**Work instructions**. Extract the listing below in full, unchanged.

## BEGIN Supplied material

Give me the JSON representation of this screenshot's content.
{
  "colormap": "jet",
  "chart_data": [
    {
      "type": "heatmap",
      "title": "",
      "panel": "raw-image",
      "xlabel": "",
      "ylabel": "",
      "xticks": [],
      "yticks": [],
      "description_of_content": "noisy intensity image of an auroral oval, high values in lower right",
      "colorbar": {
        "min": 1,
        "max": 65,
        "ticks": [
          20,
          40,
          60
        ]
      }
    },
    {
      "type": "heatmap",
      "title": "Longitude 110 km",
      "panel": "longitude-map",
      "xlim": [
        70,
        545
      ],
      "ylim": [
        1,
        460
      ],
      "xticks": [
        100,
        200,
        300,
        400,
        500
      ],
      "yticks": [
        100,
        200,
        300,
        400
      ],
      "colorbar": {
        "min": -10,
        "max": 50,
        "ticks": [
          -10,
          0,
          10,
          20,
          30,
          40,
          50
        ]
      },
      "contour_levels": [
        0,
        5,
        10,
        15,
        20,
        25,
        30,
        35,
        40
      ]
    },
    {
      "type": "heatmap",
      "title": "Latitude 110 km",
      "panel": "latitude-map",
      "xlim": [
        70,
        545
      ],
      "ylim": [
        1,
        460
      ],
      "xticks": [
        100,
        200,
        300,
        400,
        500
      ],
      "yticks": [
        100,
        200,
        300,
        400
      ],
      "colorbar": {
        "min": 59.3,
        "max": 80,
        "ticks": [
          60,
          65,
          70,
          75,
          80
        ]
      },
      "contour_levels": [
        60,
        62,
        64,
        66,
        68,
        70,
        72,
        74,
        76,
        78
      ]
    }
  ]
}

## END Supplied material

**Written answer**.
Give me the JSON representation of this screenshot's content.
{
  "colormap": "jet",
  "chart_data": [
    {
      "type": "heatmap",
      "title": "",
      "panel": "raw-image",
      "xlabel": "",
      "ylabel": "",
      "xticks": [],
      "yticks": [],
      "description_of_content": "noisy intensity image of an auroral oval, high values in lower right",
      "colorbar": {
        "min": 1,
        "max": 65,
        "ticks": [
          20,
          40,
          60
        ]
      }
    },
    {
      "type": "heatmap",
      "title": "Longitude 110 km",
      "panel": "longitude-map",
      "xlim": [
        70,
        545
      ],
      "ylim": [
        1,
        460
      ],
      "xticks": [
        100,
        200,
        300,
        400,
        500
      ],
      "yticks": [
        100,
        200,
        300,
        400
      ],
      "colorbar": {
        "min": -10,
        "max": 50,
        "ticks": [
          -10,
          0,
          10,
          20,
          30,
          40,
          50
        ]
      },
      "contour_levels": [
        0,
        5,
        10,
        15,
        20,
        25,
        30,
        35,
        40
      ]
    },
    {
      "type": "heatmap",
      "title": "Latitude 110 km",
      "panel": "latitude-map",
      "xlim": [
        70,
        545
      ],
      "ylim": [
        1,
        460
      ],
      "xticks": [
        100,
        200,
        300,
        400,
        500
      ],
      "yticks": [
        100,
        200,
        300,
        400
      ],
      "colorbar": {
        "min": 59.3,
        "max": 80,
        "ticks": [
          60,
          65,
          70,
          75,
          80
        ]
      },
      "contour_levels": [
        60,
        62,
        64,
        66,
        68,
        70,
        72,
        74,
        76,
        78
      ]
    }
  ]
}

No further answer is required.